====== Items ======

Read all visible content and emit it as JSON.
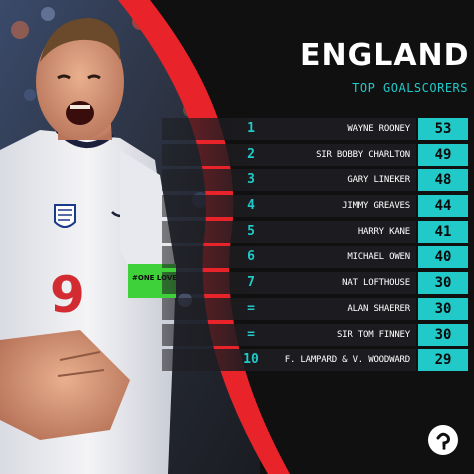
{
  "header": {
    "title": "ENGLAND",
    "subtitle": "TOP GOALSCORERS"
  },
  "rows": [
    {
      "rank": "1",
      "name": "WAYNE ROONEY",
      "goals": "53"
    },
    {
      "rank": "2",
      "name": "SIR BOBBY CHARLTON",
      "goals": "49"
    },
    {
      "rank": "3",
      "name": "GARY LINEKER",
      "goals": "48"
    },
    {
      "rank": "4",
      "name": "JIMMY GREAVES",
      "goals": "44"
    },
    {
      "rank": "5",
      "name": "HARRY KANE",
      "goals": "41"
    },
    {
      "rank": "6",
      "name": "MICHAEL OWEN",
      "goals": "40"
    },
    {
      "rank": "7",
      "name": "NAT LOFTHOUSE",
      "goals": "30"
    },
    {
      "rank": "=",
      "name": "ALAN SHAERER",
      "goals": "30"
    },
    {
      "rank": "=",
      "name": "SIR TOM FINNEY",
      "goals": "30"
    },
    {
      "rank": "10",
      "name": "F. LAMPARD & V. WOODWARD",
      "goals": "29"
    }
  ],
  "player": {
    "shirt_number": "9",
    "armband_text": "#ONE LOVE",
    "crest": "three-lions-crest",
    "kit_brand": "nike-swoosh"
  },
  "colors": {
    "accent": "#22c9c9",
    "stripe_red": "#e8232a",
    "panel_dark": "#101010",
    "row_dark": "#1c1c20",
    "armband_green": "#3fd13a"
  },
  "icons": {
    "logo": "brand-logo-icon"
  }
}
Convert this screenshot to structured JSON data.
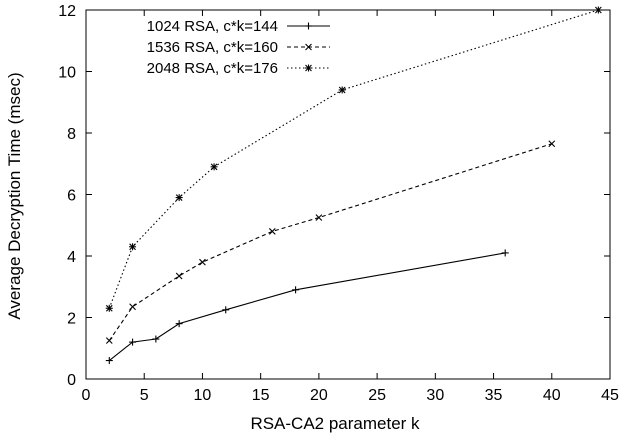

======

▸ Goal: Copy every entry exactly as written. Pictures are excluded.

▸ Task response:
Read all visible content and emit it as JSON.
{
  "header": {
    "title": "ENGLAND",
    "subtitle": "TOP GOALSCORERS"
  },
  "rows": [
    {
      "rank": "1",
      "name": "WAYNE ROONEY",
      "goals": "53"
    },
    {
      "rank": "2",
      "name": "SIR BOBBY CHARLTON",
      "goals": "49"
    },
    {
      "rank": "3",
      "name": "GARY LINEKER",
      "goals": "48"
    },
    {
      "rank": "4",
      "name": "JIMMY GREAVES",
      "goals": "44"
    },
    {
      "rank": "5",
      "name": "HARRY KANE",
      "goals": "41"
    },
    {
      "rank": "6",
      "name": "MICHAEL OWEN",
      "goals": "40"
    },
    {
      "rank": "7",
      "name": "NAT LOFTHOUSE",
      "goals": "30"
    },
    {
      "rank": "=",
      "name": "ALAN SHAERER",
      "goals": "30"
    },
    {
      "rank": "=",
      "name": "SIR TOM FINNEY",
      "goals": "30"
    },
    {
      "rank": "10",
      "name": "F. LAMPARD & V. WOODWARD",
      "goals": "29"
    }
  ],
  "player": {
    "shirt_number": "9",
    "armband_text": "#ONE LOVE",
    "crest": "three-lions-crest",
    "kit_brand": "nike-swoosh"
  },
  "colors": {
    "accent": "#22c9c9",
    "stripe_red": "#e8232a",
    "panel_dark": "#101010",
    "row_dark": "#1c1c20",
    "armband_green": "#3fd13a"
  },
  "icons": {
    "logo": "brand-logo-icon"
  }
}
Convert this screenshot to structured JSON data.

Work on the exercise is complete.